→ **EXERCISE DETAILS**
Exclude the pictures, then copy all remaining records exactly.

→ **DATA SUPPLIED**
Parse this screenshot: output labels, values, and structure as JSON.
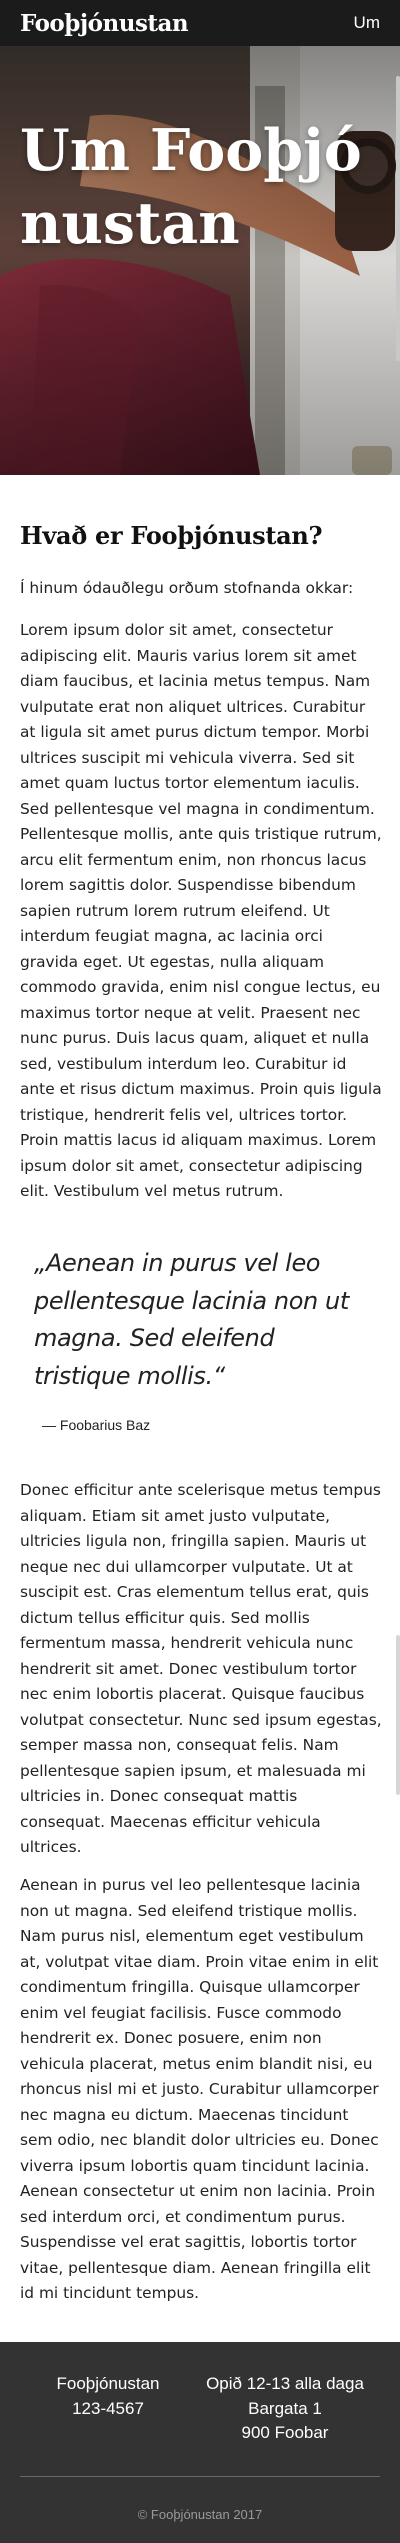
{
  "header": {
    "brand": "Fooþjónustan",
    "nav_link": "Um"
  },
  "hero": {
    "title": "Um Fooþjónustan"
  },
  "article": {
    "heading": "Hvað er Fooþjónustan?",
    "intro": "Í hinum ódauðlegu orðum stofnanda okkar:",
    "paragraph_1": "Lorem ipsum dolor sit amet, consectetur adipiscing elit. Mauris varius lorem sit amet diam faucibus, et lacinia metus tempus. Nam vulputate erat non aliquet ultrices. Curabitur at ligula sit amet purus dictum tempor. Morbi ultrices suscipit mi vehicula viverra. Sed sit amet quam luctus tortor elementum iaculis. Sed pellentesque vel magna in condimentum. Pellentesque mollis, ante quis tristique rutrum, arcu elit fermentum enim, non rhoncus lacus lorem sagittis dolor. Suspendisse bibendum sapien rutrum lorem rutrum eleifend. Ut interdum feugiat magna, ac lacinia orci gravida eget. Ut egestas, nulla aliquam commodo gravida, enim nisl congue lectus, eu maximus tortor neque at velit. Praesent nec nunc purus. Duis lacus quam, aliquet et nulla sed, vestibulum interdum leo. Curabitur id ante et risus dictum maximus. Proin quis ligula tristique, hendrerit felis vel, ultrices tortor. Proin mattis lacus id aliquam maximus. Lorem ipsum dolor sit amet, consectetur adipiscing elit. Vestibulum vel metus rutrum.",
    "quote": "„Aenean in purus vel leo pellentesque lacinia non ut magna. Sed eleifend tristique mollis.“",
    "quote_author": "— Foobarius Baz",
    "paragraph_2": "Donec efficitur ante scelerisque metus tempus aliquam. Etiam sit amet justo vulputate, ultricies ligula non, fringilla sapien. Mauris ut neque nec dui ullamcorper vulputate. Ut at suscipit est. Cras elementum tellus erat, quis dictum tellus efficitur quis. Sed mollis fermentum massa, hendrerit vehicula nunc hendrerit sit amet. Donec vestibulum tortor nec enim lobortis placerat. Quisque faucibus volutpat consectetur. Nunc sed ipsum egestas, semper massa non, consequat felis. Nam pellentesque sapien ipsum, et malesuada mi ultricies in. Donec consequat mattis consequat. Maecenas efficitur vehicula ultrices.",
    "paragraph_3": "Aenean in purus vel leo pellentesque lacinia non ut magna. Sed eleifend tristique mollis. Nam purus nisl, elementum eget vestibulum at, volutpat vitae diam. Proin vitae enim in elit condimentum fringilla. Quisque ullamcorper enim vel feugiat facilisis. Fusce commodo hendrerit ex. Donec posuere, enim non vehicula placerat, metus enim blandit nisi, eu rhoncus nisl mi et justo. Curabitur ullamcorper nec magna eu dictum. Maecenas tincidunt sem odio, nec blandit dolor ultricies eu. Donec viverra ipsum lobortis quam tincidunt lacinia. Aenean consectetur ut enim non lacinia. Proin sed interdum orci, et condimentum purus. Suspendisse vel erat sagittis, lobortis tortor vitae, pellentesque diam. Aenean fringilla elit id mi tincidunt tempus."
  },
  "footer": {
    "left": {
      "name": "Fooþjónustan",
      "phone": "123-4567"
    },
    "right": {
      "hours": "Opið 12-13 alla daga",
      "street": "Bargata 1",
      "postal": "900 Foobar"
    },
    "copyright": "© Fooþjónustan 2017"
  },
  "colors": {
    "header_bg": "#1b1b1b",
    "footer_bg": "#333333",
    "text": "#222222",
    "copyright": "#999999"
  }
}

→ **WRITTEN REPLY**
Parse this screenshot: output labels, values, and structure as JSON.
{
  "header": {
    "brand": "Fooþjónustan",
    "nav_link": "Um"
  },
  "hero": {
    "title": "Um Fooþjónustan"
  },
  "article": {
    "heading": "Hvað er Fooþjónustan?",
    "intro": "Í hinum ódauðlegu orðum stofnanda okkar:",
    "paragraph_1": "Lorem ipsum dolor sit amet, consectetur adipiscing elit. Mauris varius lorem sit amet diam faucibus, et lacinia metus tempus. Nam vulputate erat non aliquet ultrices. Curabitur at ligula sit amet purus dictum tempor. Morbi ultrices suscipit mi vehicula viverra. Sed sit amet quam luctus tortor elementum iaculis. Sed pellentesque vel magna in condimentum. Pellentesque mollis, ante quis tristique rutrum, arcu elit fermentum enim, non rhoncus lacus lorem sagittis dolor. Suspendisse bibendum sapien rutrum lorem rutrum eleifend. Ut interdum feugiat magna, ac lacinia orci gravida eget. Ut egestas, nulla aliquam commodo gravida, enim nisl congue lectus, eu maximus tortor neque at velit. Praesent nec nunc purus. Duis lacus quam, aliquet et nulla sed, vestibulum interdum leo. Curabitur id ante et risus dictum maximus. Proin quis ligula tristique, hendrerit felis vel, ultrices tortor. Proin mattis lacus id aliquam maximus. Lorem ipsum dolor sit amet, consectetur adipiscing elit. Vestibulum vel metus rutrum.",
    "quote": "„Aenean in purus vel leo pellentesque lacinia non ut magna. Sed eleifend tristique mollis.“",
    "quote_author": "— Foobarius Baz",
    "paragraph_2": "Donec efficitur ante scelerisque metus tempus aliquam. Etiam sit amet justo vulputate, ultricies ligula non, fringilla sapien. Mauris ut neque nec dui ullamcorper vulputate. Ut at suscipit est. Cras elementum tellus erat, quis dictum tellus efficitur quis. Sed mollis fermentum massa, hendrerit vehicula nunc hendrerit sit amet. Donec vestibulum tortor nec enim lobortis placerat. Quisque faucibus volutpat consectetur. Nunc sed ipsum egestas, semper massa non, consequat felis. Nam pellentesque sapien ipsum, et malesuada mi ultricies in. Donec consequat mattis consequat. Maecenas efficitur vehicula ultrices.",
    "paragraph_3": "Aenean in purus vel leo pellentesque lacinia non ut magna. Sed eleifend tristique mollis. Nam purus nisl, elementum eget vestibulum at, volutpat vitae diam. Proin vitae enim in elit condimentum fringilla. Quisque ullamcorper enim vel feugiat facilisis. Fusce commodo hendrerit ex. Donec posuere, enim non vehicula placerat, metus enim blandit nisi, eu rhoncus nisl mi et justo. Curabitur ullamcorper nec magna eu dictum. Maecenas tincidunt sem odio, nec blandit dolor ultricies eu. Donec viverra ipsum lobortis quam tincidunt lacinia. Aenean consectetur ut enim non lacinia. Proin sed interdum orci, et condimentum purus. Suspendisse vel erat sagittis, lobortis tortor vitae, pellentesque diam. Aenean fringilla elit id mi tincidunt tempus."
  },
  "footer": {
    "left": {
      "name": "Fooþjónustan",
      "phone": "123-4567"
    },
    "right": {
      "hours": "Opið 12-13 alla daga",
      "street": "Bargata 1",
      "postal": "900 Foobar"
    },
    "copyright": "© Fooþjónustan 2017"
  },
  "colors": {
    "header_bg": "#1b1b1b",
    "footer_bg": "#333333",
    "text": "#222222",
    "copyright": "#999999"
  }
}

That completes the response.